Copy every entry exactly.
----------
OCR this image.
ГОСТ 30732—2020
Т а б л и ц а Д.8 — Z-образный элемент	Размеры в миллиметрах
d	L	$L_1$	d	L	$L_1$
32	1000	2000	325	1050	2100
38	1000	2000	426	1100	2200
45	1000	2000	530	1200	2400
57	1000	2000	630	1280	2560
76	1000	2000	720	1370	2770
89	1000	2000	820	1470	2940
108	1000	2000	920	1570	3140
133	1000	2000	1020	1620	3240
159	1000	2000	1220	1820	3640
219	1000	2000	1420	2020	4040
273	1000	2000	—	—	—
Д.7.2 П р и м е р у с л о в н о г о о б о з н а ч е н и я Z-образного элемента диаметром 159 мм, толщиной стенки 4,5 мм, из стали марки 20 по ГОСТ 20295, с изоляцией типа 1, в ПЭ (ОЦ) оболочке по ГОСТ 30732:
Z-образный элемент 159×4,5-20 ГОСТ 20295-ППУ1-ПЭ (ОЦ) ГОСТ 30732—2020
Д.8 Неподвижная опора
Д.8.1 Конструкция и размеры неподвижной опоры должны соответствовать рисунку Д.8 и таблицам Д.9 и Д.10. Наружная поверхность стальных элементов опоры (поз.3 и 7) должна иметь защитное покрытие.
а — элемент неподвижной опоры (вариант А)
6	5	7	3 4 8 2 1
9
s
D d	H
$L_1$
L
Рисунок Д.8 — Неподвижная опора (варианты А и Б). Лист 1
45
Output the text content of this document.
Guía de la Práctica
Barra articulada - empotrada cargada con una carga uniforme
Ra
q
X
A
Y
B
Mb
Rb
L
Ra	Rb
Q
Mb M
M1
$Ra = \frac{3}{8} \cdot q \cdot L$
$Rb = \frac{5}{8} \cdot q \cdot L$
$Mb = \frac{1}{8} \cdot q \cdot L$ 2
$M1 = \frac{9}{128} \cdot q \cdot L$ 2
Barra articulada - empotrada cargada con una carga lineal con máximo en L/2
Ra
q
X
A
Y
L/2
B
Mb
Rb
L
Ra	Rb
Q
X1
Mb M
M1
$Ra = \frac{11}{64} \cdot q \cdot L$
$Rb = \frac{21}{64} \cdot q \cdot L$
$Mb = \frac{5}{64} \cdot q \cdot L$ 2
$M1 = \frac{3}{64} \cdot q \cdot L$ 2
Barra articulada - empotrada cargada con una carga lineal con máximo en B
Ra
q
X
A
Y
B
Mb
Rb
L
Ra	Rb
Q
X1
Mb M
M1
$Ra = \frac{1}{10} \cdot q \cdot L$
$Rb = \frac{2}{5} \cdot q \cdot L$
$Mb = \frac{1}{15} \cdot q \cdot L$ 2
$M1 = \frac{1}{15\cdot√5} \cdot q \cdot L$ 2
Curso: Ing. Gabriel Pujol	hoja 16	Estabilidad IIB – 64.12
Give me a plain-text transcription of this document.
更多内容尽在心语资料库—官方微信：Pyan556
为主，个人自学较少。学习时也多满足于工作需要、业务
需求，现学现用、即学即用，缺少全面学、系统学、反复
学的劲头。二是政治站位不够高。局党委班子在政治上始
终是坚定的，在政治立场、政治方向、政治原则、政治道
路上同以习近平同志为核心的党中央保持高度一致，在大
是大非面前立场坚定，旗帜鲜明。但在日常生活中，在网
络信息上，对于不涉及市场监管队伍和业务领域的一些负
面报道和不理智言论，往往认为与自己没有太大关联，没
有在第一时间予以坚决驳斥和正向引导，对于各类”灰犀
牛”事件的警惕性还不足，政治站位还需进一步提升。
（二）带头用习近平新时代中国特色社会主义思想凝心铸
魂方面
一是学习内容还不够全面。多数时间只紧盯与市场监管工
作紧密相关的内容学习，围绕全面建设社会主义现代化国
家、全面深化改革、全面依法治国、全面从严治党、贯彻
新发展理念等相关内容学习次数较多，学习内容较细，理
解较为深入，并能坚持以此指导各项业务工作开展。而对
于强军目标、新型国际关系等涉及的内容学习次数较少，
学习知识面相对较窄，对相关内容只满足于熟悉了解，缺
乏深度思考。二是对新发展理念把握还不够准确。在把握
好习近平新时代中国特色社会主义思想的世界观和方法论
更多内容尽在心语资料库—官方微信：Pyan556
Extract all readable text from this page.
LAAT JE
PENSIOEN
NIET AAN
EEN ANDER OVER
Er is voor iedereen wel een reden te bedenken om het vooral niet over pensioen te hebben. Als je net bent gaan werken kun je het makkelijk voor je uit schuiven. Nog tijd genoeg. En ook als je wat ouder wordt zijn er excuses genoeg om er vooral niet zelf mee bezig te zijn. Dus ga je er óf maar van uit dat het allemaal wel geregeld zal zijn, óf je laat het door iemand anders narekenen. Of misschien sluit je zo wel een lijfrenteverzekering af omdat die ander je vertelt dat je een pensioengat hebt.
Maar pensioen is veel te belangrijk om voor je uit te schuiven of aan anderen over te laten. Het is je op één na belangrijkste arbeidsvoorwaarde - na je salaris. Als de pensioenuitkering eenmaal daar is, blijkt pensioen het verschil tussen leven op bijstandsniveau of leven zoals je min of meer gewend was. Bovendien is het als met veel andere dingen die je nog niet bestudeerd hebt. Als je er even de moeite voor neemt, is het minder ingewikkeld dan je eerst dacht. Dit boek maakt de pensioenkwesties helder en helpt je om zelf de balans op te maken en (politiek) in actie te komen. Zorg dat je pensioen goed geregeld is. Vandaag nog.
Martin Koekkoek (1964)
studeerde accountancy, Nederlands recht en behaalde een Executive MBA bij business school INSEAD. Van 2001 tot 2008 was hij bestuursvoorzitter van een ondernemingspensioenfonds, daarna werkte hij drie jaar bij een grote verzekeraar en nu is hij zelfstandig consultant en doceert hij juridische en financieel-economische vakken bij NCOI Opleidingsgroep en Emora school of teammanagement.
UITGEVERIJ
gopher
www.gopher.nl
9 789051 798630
----------
SOLUTION:
OCR this image.
ГОСТ 30732—2020
Т а б л и ц а Д.8 — Z-образный элемент	Размеры в миллиметрах
d	L	$L_1$	d	L	$L_1$
32	1000	2000	325	1050	2100
38	1000	2000	426	1100	2200
45	1000	2000	530	1200	2400
57	1000	2000	630	1280	2560
76	1000	2000	720	1370	2770
89	1000	2000	820	1470	2940
108	1000	2000	920	1570	3140
133	1000	2000	1020	1620	3240
159	1000	2000	1220	1820	3640
219	1000	2000	1420	2020	4040
273	1000	2000	—	—	—
Д.7.2 П р и м е р у с л о в н о г о о б о з н а ч е н и я Z-образного элемента диаметром 159 мм, толщиной стенки 4,5 мм, из стали марки 20 по ГОСТ 20295, с изоляцией типа 1, в ПЭ (ОЦ) оболочке по ГОСТ 30732:
Z-образный элемент 159×4,5-20 ГОСТ 20295-ППУ1-ПЭ (ОЦ) ГОСТ 30732—2020
Д.8 Неподвижная опора
Д.8.1 Конструкция и размеры неподвижной опоры должны соответствовать рисунку Д.8 и таблицам Д.9 и Д.10. Наружная поверхность стальных элементов опоры (поз.3 и 7) должна иметь защитное покрытие.
а — элемент неподвижной опоры (вариант А)
6	5	7	3 4 8 2 1
9
s
D d	H
$L_1$
L
Рисунок Д.8 — Неподвижная опора (варианты А и Б). Лист 1
45
Output the text content of this document.
Guía de la Práctica
Barra articulada - empotrada cargada con una carga uniforme
Ra
q
X
A
Y
B
Mb
Rb
L
Ra	Rb
Q
Mb M
M1
$Ra = \frac{3}{8} \cdot q \cdot L$
$Rb = \frac{5}{8} \cdot q \cdot L$
$Mb = \frac{1}{8} \cdot q \cdot L$ 2
$M1 = \frac{9}{128} \cdot q \cdot L$ 2
Barra articulada - empotrada cargada con una carga lineal con máximo en L/2
Ra
q
X
A
Y
L/2
B
Mb
Rb
L
Ra	Rb
Q
X1
Mb M
M1
$Ra = \frac{11}{64} \cdot q \cdot L$
$Rb = \frac{21}{64} \cdot q \cdot L$
$Mb = \frac{5}{64} \cdot q \cdot L$ 2
$M1 = \frac{3}{64} \cdot q \cdot L$ 2
Barra articulada - empotrada cargada con una carga lineal con máximo en B
Ra
q
X
A
Y
B
Mb
Rb
L
Ra	Rb
Q
X1
Mb M
M1
$Ra = \frac{1}{10} \cdot q \cdot L$
$Rb = \frac{2}{5} \cdot q \cdot L$
$Mb = \frac{1}{15} \cdot q \cdot L$ 2
$M1 = \frac{1}{15\cdot√5} \cdot q \cdot L$ 2
Curso: Ing. Gabriel Pujol	hoja 16	Estabilidad IIB – 64.12
Give me a plain-text transcription of this document.
更多内容尽在心语资料库—官方微信：Pyan556
为主，个人自学较少。学习时也多满足于工作需要、业务
需求，现学现用、即学即用，缺少全面学、系统学、反复
学的劲头。二是政治站位不够高。局党委班子在政治上始
终是坚定的，在政治立场、政治方向、政治原则、政治道
路上同以习近平同志为核心的党中央保持高度一致，在大
是大非面前立场坚定，旗帜鲜明。但在日常生活中，在网
络信息上，对于不涉及市场监管队伍和业务领域的一些负
面报道和不理智言论，往往认为与自己没有太大关联，没
有在第一时间予以坚决驳斥和正向引导，对于各类”灰犀
牛”事件的警惕性还不足，政治站位还需进一步提升。
（二）带头用习近平新时代中国特色社会主义思想凝心铸
魂方面
一是学习内容还不够全面。多数时间只紧盯与市场监管工
作紧密相关的内容学习，围绕全面建设社会主义现代化国
家、全面深化改革、全面依法治国、全面从严治党、贯彻
新发展理念等相关内容学习次数较多，学习内容较细，理
解较为深入，并能坚持以此指导各项业务工作开展。而对
于强军目标、新型国际关系等涉及的内容学习次数较少，
学习知识面相对较窄，对相关内容只满足于熟悉了解，缺
乏深度思考。二是对新发展理念把握还不够准确。在把握
好习近平新时代中国特色社会主义思想的世界观和方法论
更多内容尽在心语资料库—官方微信：Pyan556
Extract all readable text from this page.
LAAT JE
PENSIOEN
NIET AAN
EEN ANDER OVER
Er is voor iedereen wel een reden te bedenken om het vooral niet over pensioen te hebben. Als je net bent gaan werken kun je het makkelijk voor je uit schuiven. Nog tijd genoeg. En ook als je wat ouder wordt zijn er excuses genoeg om er vooral niet zelf mee bezig te zijn. Dus ga je er óf maar van uit dat het allemaal wel geregeld zal zijn, óf je laat het door iemand anders narekenen. Of misschien sluit je zo wel een lijfrenteverzekering af omdat die ander je vertelt dat je een pensioengat hebt.
Maar pensioen is veel te belangrijk om voor je uit te schuiven of aan anderen over te laten. Het is je op één na belangrijkste arbeidsvoorwaarde - na je salaris. Als de pensioenuitkering eenmaal daar is, blijkt pensioen het verschil tussen leven op bijstandsniveau of leven zoals je min of meer gewend was. Bovendien is het als met veel andere dingen die je nog niet bestudeerd hebt. Als je er even de moeite voor neemt, is het minder ingewikkeld dan je eerst dacht. Dit boek maakt de pensioenkwesties helder en helpt je om zelf de balans op te maken en (politiek) in actie te komen. Zorg dat je pensioen goed geregeld is. Vandaag nog.
Martin Koekkoek (1964)
studeerde accountancy, Nederlands recht en behaalde een Executive MBA bij business school INSEAD. Van 2001 tot 2008 was hij bestuursvoorzitter van een ondernemingspensioenfonds, daarna werkte hij drie jaar bij een grote verzekeraar en nu is hij zelfstandig consultant en doceert hij juridische en financieel-economische vakken bij NCOI Opleidingsgroep en Emora school of teammanagement.
UITGEVERIJ
gopher
www.gopher.nl
9 789051 798630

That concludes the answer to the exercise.